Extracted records
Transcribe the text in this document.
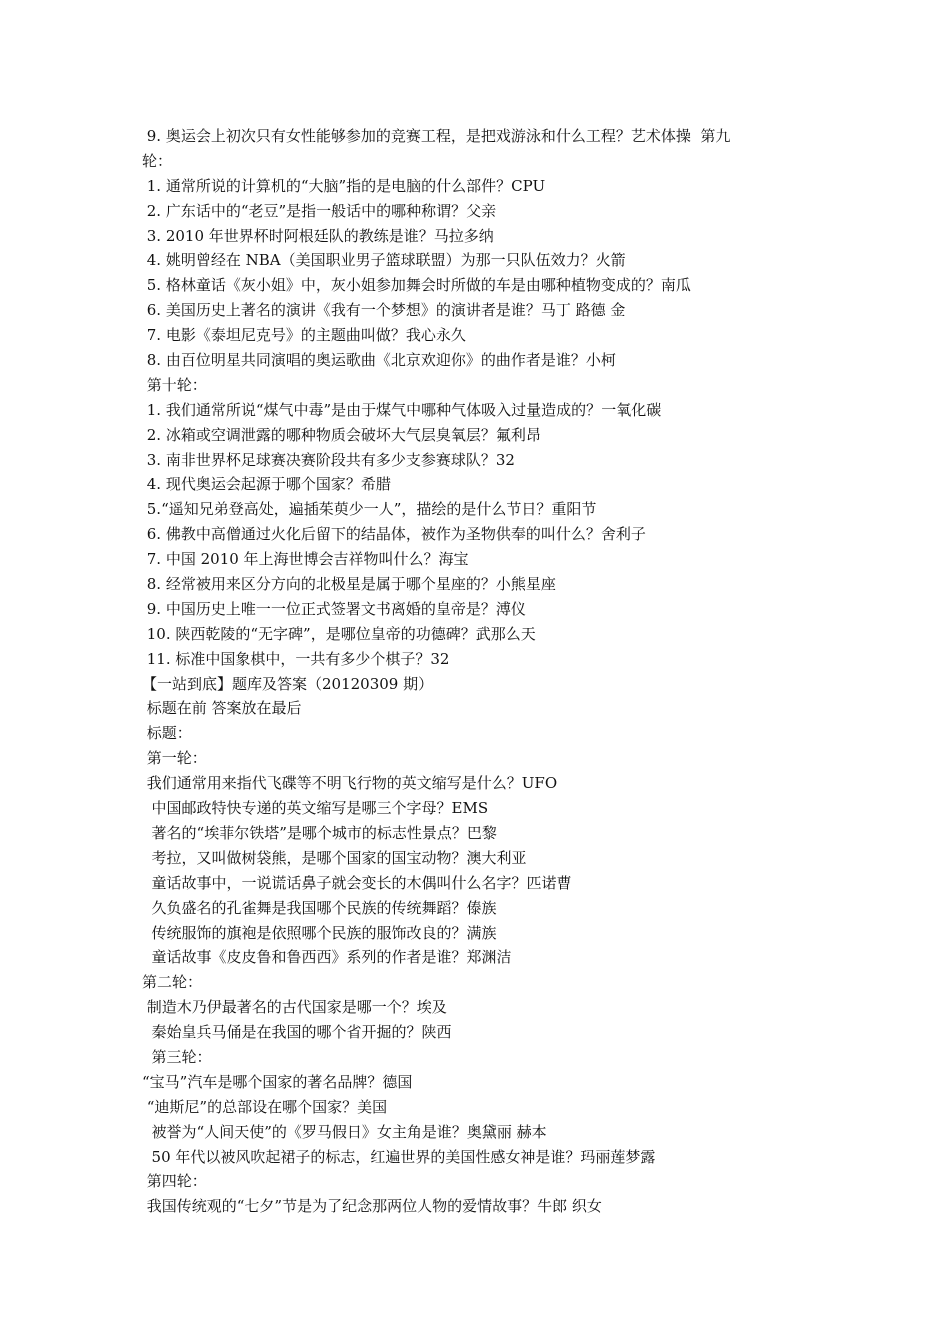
9. 奥运会上初次只有女性能够参加的竞赛工程，是把戏游泳和什么工程？艺术体操  第九
轮：
1. 通常所说的计算机的“大脑”指的是电脑的什么部件？CPU
2. 广东话中的“老豆”是指一般话中的哪种称谓？父亲
3. 2010 年世界杯时阿根廷队的教练是谁？马拉多纳
4. 姚明曾经在 NBA（美国职业男子篮球联盟）为那一只队伍效力？火箭
5. 格林童话《灰小姐》中，灰小姐参加舞会时所做的车是由哪种植物变成的？南瓜
6. 美国历史上著名的演讲《我有一个梦想》的演讲者是谁？马丁 路德 金
7. 电影《泰坦尼克号》的主题曲叫做？我心永久
8. 由百位明星共同演唱的奥运歌曲《北京欢迎你》的曲作者是谁？小柯
第十轮：
1. 我们通常所说“煤气中毒”是由于煤气中哪种气体吸入过量造成的？一氧化碳
2. 冰箱或空调泄露的哪种物质会破坏大气层臭氧层？氟利昂
3. 南非世界杯足球赛决赛阶段共有多少支参赛球队？32
4. 现代奥运会起源于哪个国家？希腊
5.“遥知兄弟登高处，遍插茱萸少一人”，描绘的是什么节日？重阳节
6. 佛教中高僧通过火化后留下的结晶体，被作为圣物供奉的叫什么？舍利子
7. 中国 2010 年上海世博会吉祥物叫什么？海宝
8. 经常被用来区分方向的北极星是属于哪个星座的？小熊星座
9. 中国历史上唯一一位正式签署文书离婚的皇帝是？溥仪
10. 陕西乾陵的“无字碑”，是哪位皇帝的功德碑？武那么天
11. 标准中国象棋中，一共有多少个棋子？32
【一站到底】题库及答案（20120309 期）
标题在前 答案放在最后
标题：
第一轮：
我们通常用来指代飞碟等不明飞行物的英文缩写是什么？UFO
中国邮政特快专递的英文缩写是哪三个字母？EMS
著名的“埃菲尔铁塔”是哪个城市的标志性景点？巴黎
考拉，又叫做树袋熊，是哪个国家的国宝动物？澳大利亚
童话故事中，一说谎话鼻子就会变长的木偶叫什么名字？匹诺曹
久负盛名的孔雀舞是我国哪个民族的传统舞蹈？傣族
传统服饰的旗袍是依照哪个民族的服饰改良的？满族
童话故事《皮皮鲁和鲁西西》系列的作者是谁？郑渊洁
第二轮：
制造木乃伊最著名的古代国家是哪一个？埃及
秦始皇兵马俑是在我国的哪个省开掘的？陕西
第三轮：
“宝马”汽车是哪个国家的著名品牌？德国
“迪斯尼”的总部设在哪个国家？美国
被誉为“人间天使”的《罗马假日》女主角是谁？奥黛丽 赫本
50 年代以被风吹起裙子的标志，红遍世界的美国性感女神是谁？玛丽莲梦露
第四轮：
我国传统观的“七夕”节是为了纪念那两位人物的爱情故事？牛郎 织女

* STATED TASK
Give back every line exactly as it stands, pictures excluded.

* THE REPLY
Transcribe the text in this document.
9. 奥运会上初次只有女性能够参加的竞赛工程，是把戏游泳和什么工程？艺术体操  第九
轮：
1. 通常所说的计算机的“大脑”指的是电脑的什么部件？CPU
2. 广东话中的“老豆”是指一般话中的哪种称谓？父亲
3. 2010 年世界杯时阿根廷队的教练是谁？马拉多纳
4. 姚明曾经在 NBA（美国职业男子篮球联盟）为那一只队伍效力？火箭
5. 格林童话《灰小姐》中，灰小姐参加舞会时所做的车是由哪种植物变成的？南瓜
6. 美国历史上著名的演讲《我有一个梦想》的演讲者是谁？马丁 路德 金
7. 电影《泰坦尼克号》的主题曲叫做？我心永久
8. 由百位明星共同演唱的奥运歌曲《北京欢迎你》的曲作者是谁？小柯
第十轮：
1. 我们通常所说“煤气中毒”是由于煤气中哪种气体吸入过量造成的？一氧化碳
2. 冰箱或空调泄露的哪种物质会破坏大气层臭氧层？氟利昂
3. 南非世界杯足球赛决赛阶段共有多少支参赛球队？32
4. 现代奥运会起源于哪个国家？希腊
5.“遥知兄弟登高处，遍插茱萸少一人”，描绘的是什么节日？重阳节
6. 佛教中高僧通过火化后留下的结晶体，被作为圣物供奉的叫什么？舍利子
7. 中国 2010 年上海世博会吉祥物叫什么？海宝
8. 经常被用来区分方向的北极星是属于哪个星座的？小熊星座
9. 中国历史上唯一一位正式签署文书离婚的皇帝是？溥仪
10. 陕西乾陵的“无字碑”，是哪位皇帝的功德碑？武那么天
11. 标准中国象棋中，一共有多少个棋子？32
【一站到底】题库及答案（20120309 期）
标题在前 答案放在最后
标题：
第一轮：
我们通常用来指代飞碟等不明飞行物的英文缩写是什么？UFO
中国邮政特快专递的英文缩写是哪三个字母？EMS
著名的“埃菲尔铁塔”是哪个城市的标志性景点？巴黎
考拉，又叫做树袋熊，是哪个国家的国宝动物？澳大利亚
童话故事中，一说谎话鼻子就会变长的木偶叫什么名字？匹诺曹
久负盛名的孔雀舞是我国哪个民族的传统舞蹈？傣族
传统服饰的旗袍是依照哪个民族的服饰改良的？满族
童话故事《皮皮鲁和鲁西西》系列的作者是谁？郑渊洁
第二轮：
制造木乃伊最著名的古代国家是哪一个？埃及
秦始皇兵马俑是在我国的哪个省开掘的？陕西
第三轮：
“宝马”汽车是哪个国家的著名品牌？德国
“迪斯尼”的总部设在哪个国家？美国
被誉为“人间天使”的《罗马假日》女主角是谁？奥黛丽 赫本
50 年代以被风吹起裙子的标志，红遍世界的美国性感女神是谁？玛丽莲梦露
第四轮：
我国传统观的“七夕”节是为了纪念那两位人物的爱情故事？牛郎 织女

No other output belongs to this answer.